# THE DATA:
+ + + + +
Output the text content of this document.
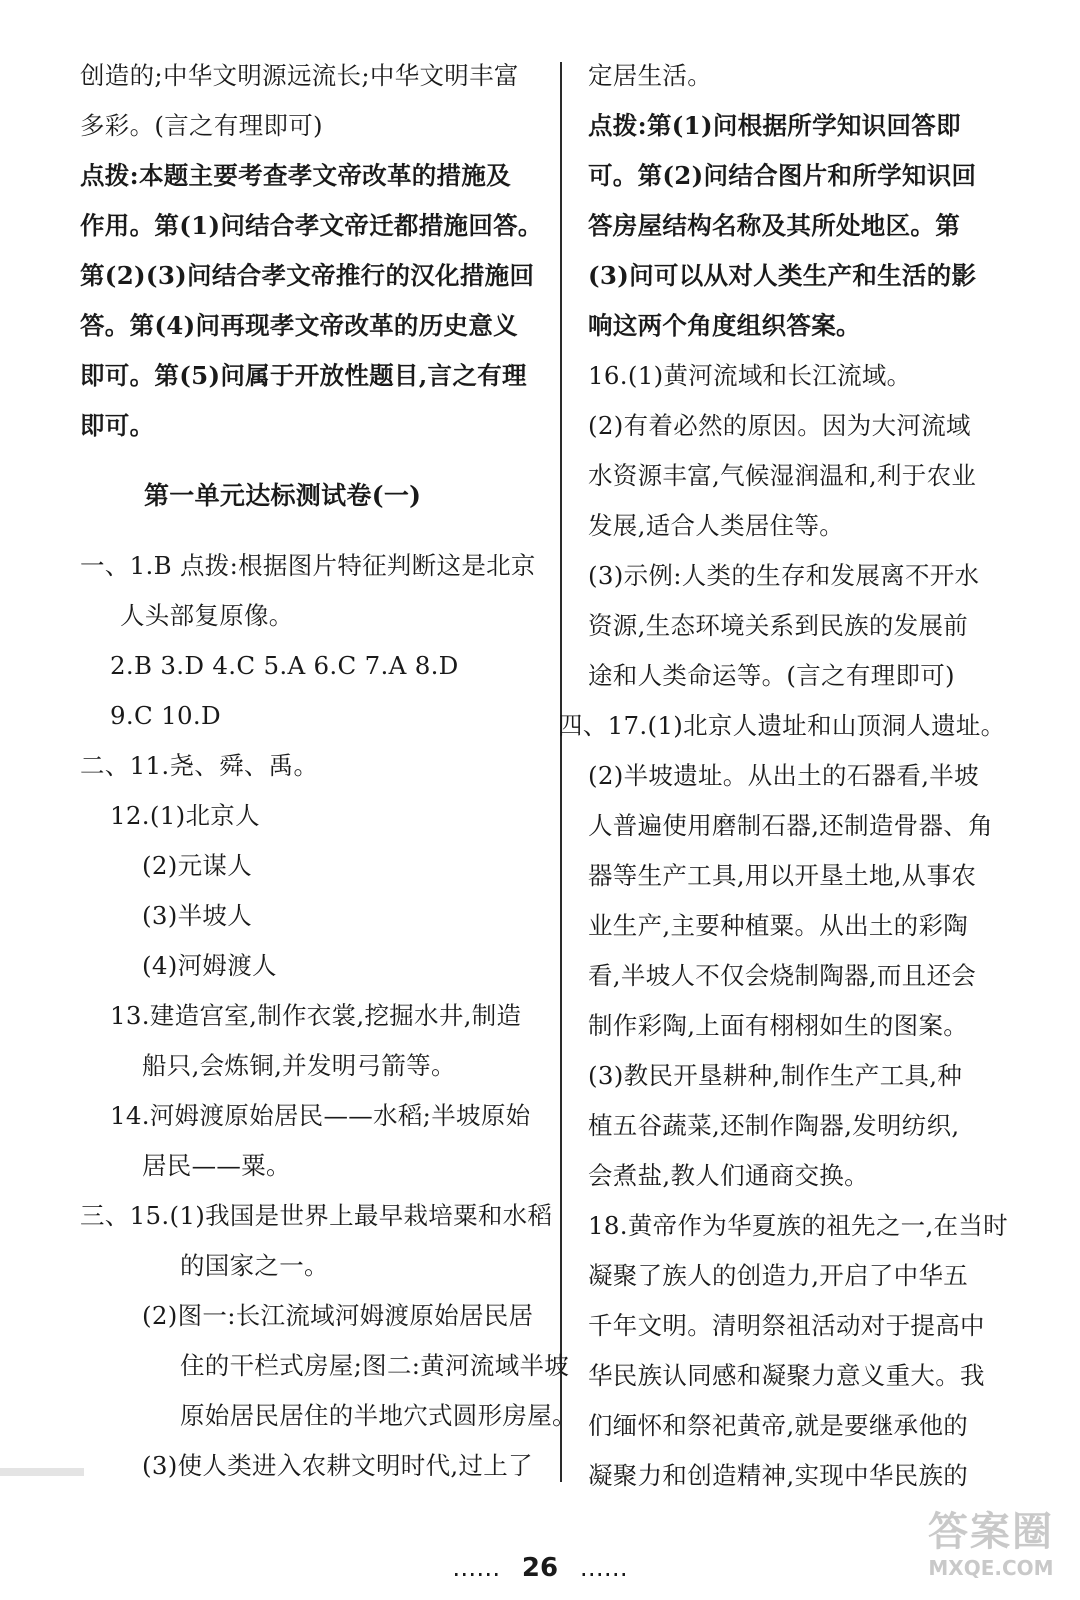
创造的;中华文明源远流长;中华文明丰富
多彩。(言之有理即可)
点拨:本题主要考查孝文帝改革的措施及
作用。第(1)问结合孝文帝迁都措施回答。
第(2)(3)问结合孝文帝推行的汉化措施回
答。第(4)问再现孝文帝改革的历史意义
即可。第(5)问属于开放性题目,言之有理
即可。
第一单元达标测试卷(一)
一、1.B 点拨:根据图片特征判断这是北京
人头部复原像。
2.B 3.D 4.C 5.A 6.C 7.A 8.D
9.C 10.D
二、11.尧、舜、禹。
12.(1)北京人
(2)元谋人
(3)半坡人
(4)河姆渡人
13.建造宫室,制作衣裳,挖掘水井,制造
船只,会炼铜,并发明弓箭等。
14.河姆渡原始居民——水稻;半坡原始
居民——粟。
三、15.(1)我国是世界上最早栽培粟和水稻
的国家之一。
(2)图一:长江流域河姆渡原始居民居
住的干栏式房屋;图二:黄河流域半坡
原始居民居住的半地穴式圆形房屋。
(3)使人类进入农耕文明时代,过上了
定居生活。
点拨:第(1)问根据所学知识回答即
可。第(2)问结合图片和所学知识回
答房屋结构名称及其所处地区。第
(3)问可以从对人类生产和生活的影
响这两个角度组织答案。
16.(1)黄河流域和长江流域。
(2)有着必然的原因。因为大河流域
水资源丰富,气候湿润温和,利于农业
发展,适合人类居住等。
(3)示例:人类的生存和发展离不开水
资源,生态环境关系到民族的发展前
途和人类命运等。(言之有理即可)
四、17.(1)北京人遗址和山顶洞人遗址。
(2)半坡遗址。从出土的石器看,半坡
人普遍使用磨制石器,还制造骨器、角
器等生产工具,用以开垦土地,从事农
业生产,主要种植粟。从出土的彩陶
看,半坡人不仅会烧制陶器,而且还会
制作彩陶,上面有栩栩如生的图案。
(3)教民开垦耕种,制作生产工具,种
植五谷蔬菜,还制作陶器,发明纺织,
会煮盐,教人们通商交换。
18.黄帝作为华夏族的祖先之一,在当时
凝聚了族人的创造力,开启了中华五
千年文明。清明祭祖活动对于提高中
华民族认同感和凝聚力意义重大。我
们缅怀和祭祀黄帝,就是要继承他的
凝聚力和创造精神,实现中华民族的
…… 26 ……
答案圈
MXQE.COM
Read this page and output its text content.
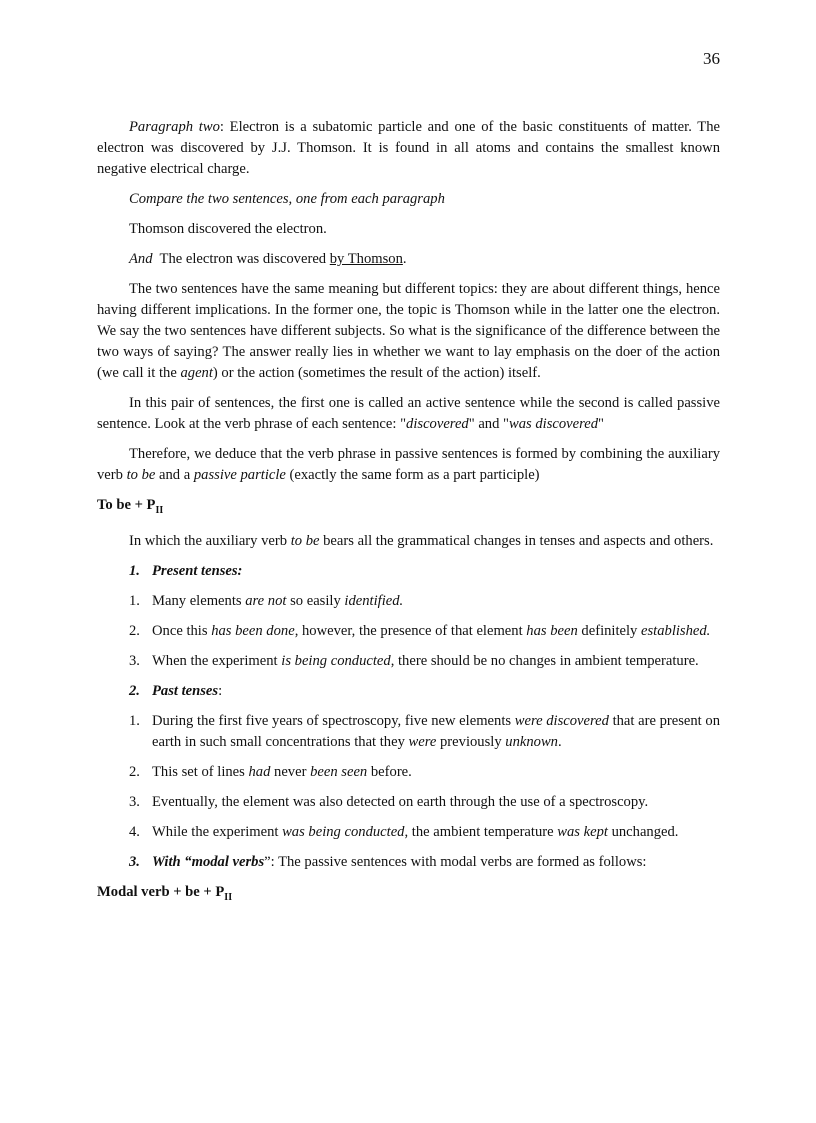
36

Paragraph two: Electron is a subatomic particle and one of the basic constituents of matter. The electron was discovered by J.J. Thomson. It is found in all atoms and contains the smallest known negative electrical charge.

Compare the two sentences, one from each paragraph

Thomson discovered the electron.

And  The electron was discovered by Thomson.

The two sentences have the same meaning but different topics: they are about different things, hence having different implications. In the former one, the topic is Thomson while in the latter one the electron. We say the two sentences have different subjects. So what is the significance of the difference between the two ways of saying? The answer really lies in whether we want to lay emphasis on the doer of the action (we call it the agent) or the action (sometimes the result of the action) itself.

In this pair of sentences, the first one is called an active sentence while the second is called passive sentence. Look at the verb phrase of each sentence: "discovered" and "was discovered"

Therefore, we deduce that the verb phrase in passive sentences is formed by combining the auxiliary verb to be and a passive particle (exactly the same form as a part participle)

To be + $P_{II}$

In which the auxiliary verb to be bears all the grammatical changes in tenses and aspects and others.

1. Present tenses:
1. Many elements are not so easily identified.
2. Once this has been done, however, the presence of that element has been definitely established.
3. When the experiment is being conducted, there should be no changes in ambient temperature.
2. Past tenses:
1. During the first five years of spectroscopy, five new elements were discovered that are present on earth in such small concentrations that they were previously unknown.
2. This set of lines had never been seen before.
3. Eventually, the element was also detected on earth through the use of a spectroscopy.
4. While the experiment was being conducted, the ambient temperature was kept unchanged.
3. With “modal verbs”: The passive sentences with modal verbs are formed as follows:

Modal verb + be + $P_{II}$
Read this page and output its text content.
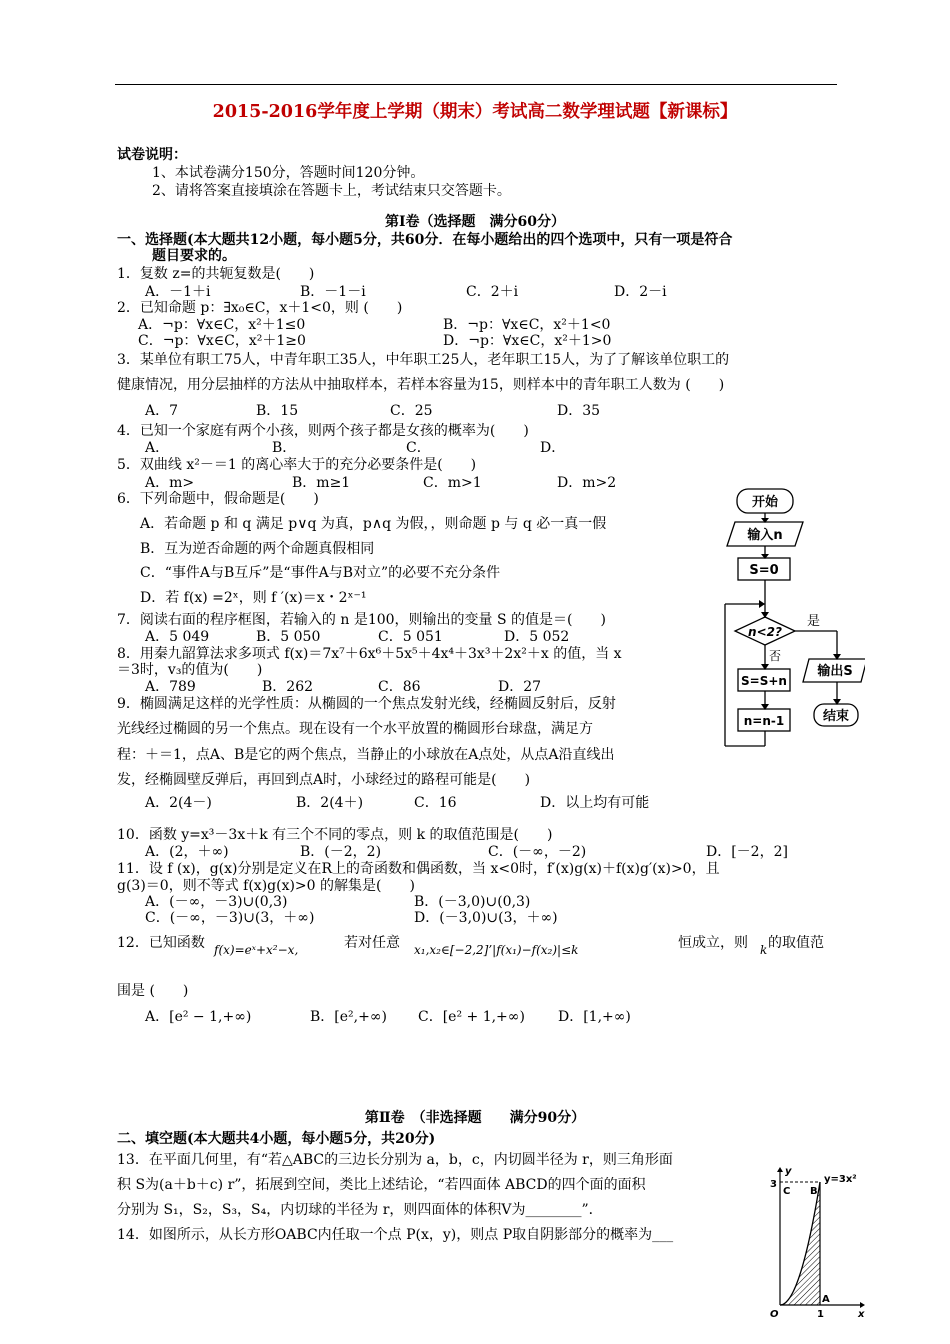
2015-2016学年度上学期（期末）考试高二数学理试题【新课标】
试卷说明：
1、本试卷满分150分，答题时间120分钟。
2、请将答案直接填涂在答题卡上，考试结束只交答题卡。
第Ⅰ卷（选择题　满分60分）
一、选择题(本大题共12小题，每小题5分，共60分．在每小题给出的四个选项中，只有一项是符合
题目要求的。
1．复数 z=的共轭复数是(　　)
A．－1＋i	B．－1－i	C．2＋i	D．2－i
2．已知命题 p：∃x₀∈C，x＋1<0，则 (　　)
A．¬p：∀x∈C，x²＋1≤0	B．¬p：∀x∈C，x²＋1<0
C．¬p：∀x∈C，x²＋1≥0	D．¬p：∀x∈C，x²＋1>0
3．某单位有职工75人，中青年职工35人，中年职工25人，老年职工15人，为了了解该单位职工的
健康情况，用分层抽样的方法从中抽取样本，若样本容量为15，则样本中的青年职工人数为 (　　)
A．7	B．15	C．25	D．35
4．已知一个家庭有两个小孩，则两个孩子都是女孩的概率为(　　)
A．	B．	C．	D．
5．双曲线 x²－＝1 的离心率大于的充分必要条件是(　　)
A．m>	B．m≥1	C．m>1	D．m>2
6．下列命题中，假命题是(　　)
A．若命题 p 和 q 满足 p∨q 为真，p∧q 为假，，则命题 p 与 q 必一真一假
B．互为逆否命题的两个命题真假相同
C．“事件A与B互斥”是“事件A与B对立”的必要不充分条件
D．若 f(x) =2ˣ，则 f ′(x)＝x・2ˣ⁻¹
7．阅读右面的程序框图，若输入的 n 是100，则输出的变量 S 的值是＝(　　)
A．5 049	B．5 050	C．5 051	D．5 052
8．用秦九韶算法求多项式 f(x)＝7x⁷＋6x⁶＋5x⁵＋4x⁴＋3x³＋2x²＋x 的值，当 x
＝3时，v₃的值为(　　)
A．789	B．262	C．86	D．27
9．椭圆满足这样的光学性质：从椭圆的一个焦点发射光线，经椭圆反射后，反射
光线经过椭圆的另一个焦点。现在设有一个水平放置的椭圆形台球盘，满足方
程：＋＝1，点A、B是它的两个焦点，当静止的小球放在A点处，从点A沿直线出
发，经椭圆壁反弹后，再回到点A时，小球经过的路程可能是(　　)
A．2(4－)	B．2(4＋)	C．16	D．以上均有可能
10．函数 y=x³－3x＋k 有三个不同的零点，则 k 的取值范围是(　　)
A．(2，＋∞)	B．(－2，2)	C．(－∞，－2)	D．[－2，2]
11．设 f (x)，g(x)分别是定义在R上的奇函数和偶函数，当 x<0时，f′(x)g(x)＋f(x)g′(x)>0，且
g(3)＝0，则不等式 f(x)g(x)>0 的解集是(　　)
A．(－∞，－3)∪(0,3)	B．(－3,0)∪(0,3)
C．(－∞，－3)∪(3，＋∞)	D．(－3,0)∪(3，＋∞)
12．已知函数 f(x)=eˣ+x²−x,	若对任意 x₁,x₂∈[−2,2]’|f(x₁)−f(x₂)|≤k	恒成立，则 k 的取值范
围是 (　　)
A．[e² − 1,+∞)	B．[e²,+∞) C．[e² + 1,+∞) D．[1,+∞)
第Ⅱ卷　（非选择题　　满分90分）
二、填空题(本大题共4小题，每小题5分，共20分)
13．在平面几何里，有“若△ABC的三边长分别为 a，b，c，内切圆半径为 r，则三角形面
积 S为(a＋b＋c) r”，拓展到空间，类比上述结论，“若四面体 ABCD的四个面的面积
分别为 S₁，S₂，S₃，S₄，内切球的半径为 r，则四面体的体积Ⅴ为________”．
14．如图所示，从长方形OABC内任取一个点 P(x，y)，则点 P取自阴影部分的概率为___
开始
输入n
S=0
n<2?
是
否
输出S
结束
S=S+n
n=n-1
y
x
y=3x²
3
1
O
A
B
C
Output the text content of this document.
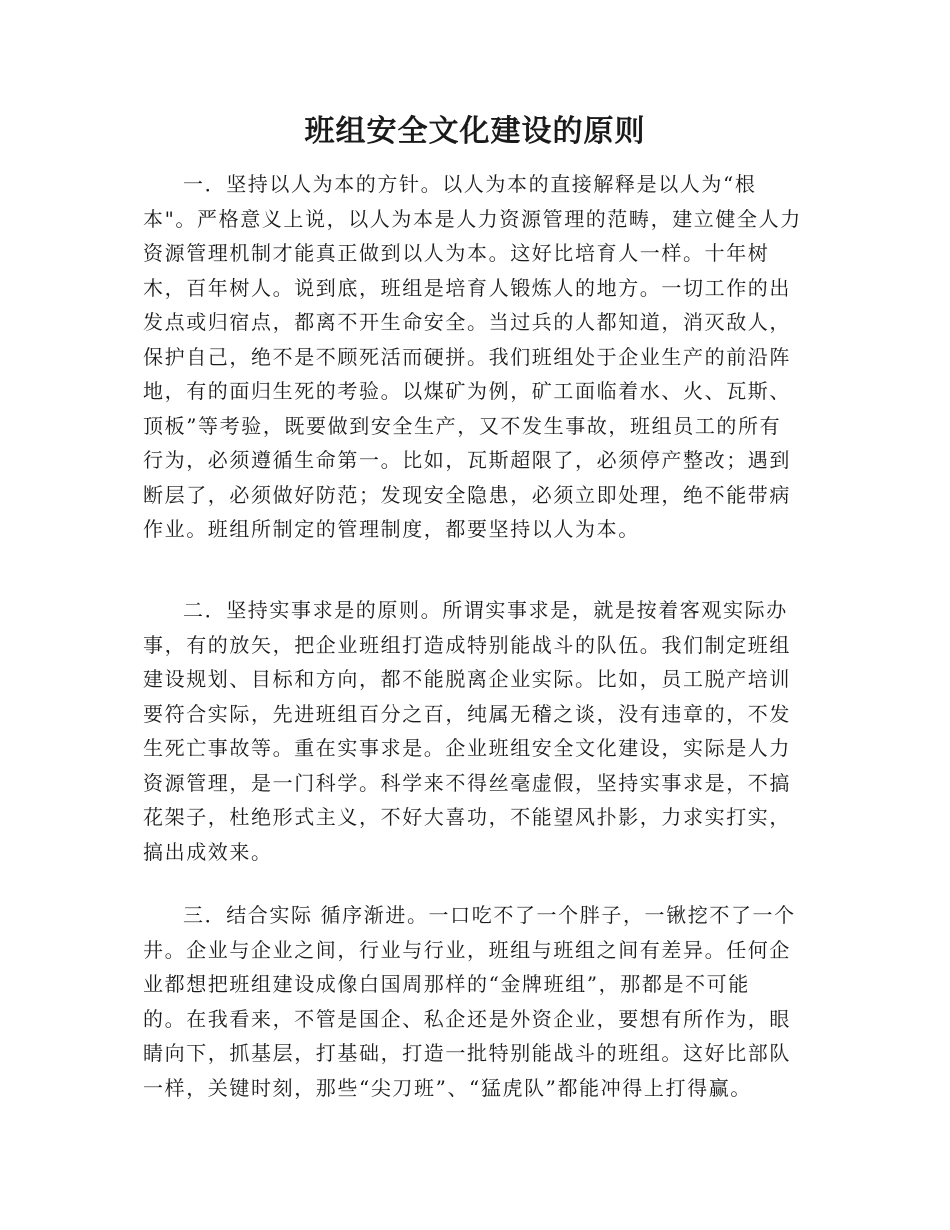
班组安全文化建设的原则
一．坚持以人为本的方针。以人为本的直接解释是以人为“根
本"。严格意义上说，以人为本是人力资源管理的范畴，建立健全人力
资源管理机制才能真正做到以人为本。这好比培育人一样。十年树
木，百年树人。说到底，班组是培育人锻炼人的地方。一切工作的出
发点或归宿点，都离不开生命安全。当过兵的人都知道，消灭敌人，
保护自己，绝不是不顾死活而硬拼。我们班组处于企业生产的前沿阵
地，有的面归生死的考验。以煤矿为例，矿工面临着水、火、瓦斯、
顶板”等考验，既要做到安全生产，又不发生事故，班组员工的所有
行为，必须遵循生命第一。比如，瓦斯超限了，必须停产整改；遇到
断层了，必须做好防范；发现安全隐患，必须立即处理，绝不能带病
作业。班组所制定的管理制度，都要坚持以人为本。
二．坚持实事求是的原则。所谓实事求是，就是按着客观实际办
事，有的放矢，把企业班组打造成特别能战斗的队伍。我们制定班组
建设规划、目标和方向，都不能脱离企业实际。比如，员工脱产培训
要符合实际，先进班组百分之百，纯属无稽之谈，没有违章的，不发
生死亡事故等。重在实事求是。企业班组安全文化建设，实际是人力
资源管理，是一门科学。科学来不得丝毫虚假，坚持实事求是，不搞
花架子，杜绝形式主义，不好大喜功，不能望风扑影，力求实打实，
搞出成效来。
三．结合实际 循序渐进。一口吃不了一个胖子，一锹挖不了一个
井。企业与企业之间，行业与行业，班组与班组之间有差异。任何企
业都想把班组建设成像白国周那样的“金牌班组”，那都是不可能
的。在我看来，不管是国企、私企还是外资企业，要想有所作为，眼
睛向下，抓基层，打基础，打造一批特别能战斗的班组。这好比部队
一样，关键时刻，那些“尖刀班”、“猛虎队”都能冲得上打得赢。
+ + + + +
# INSTRUCTION:
Gather each line that holds "spectroscopy".

# FINAL ANSWER:
1. During the first five years of spectroscopy, five new elements were discovered that are present on earth in such small concentrations that they were previously unknown.
3. Eventually, the element was also detected on earth through the use of a spectroscopy.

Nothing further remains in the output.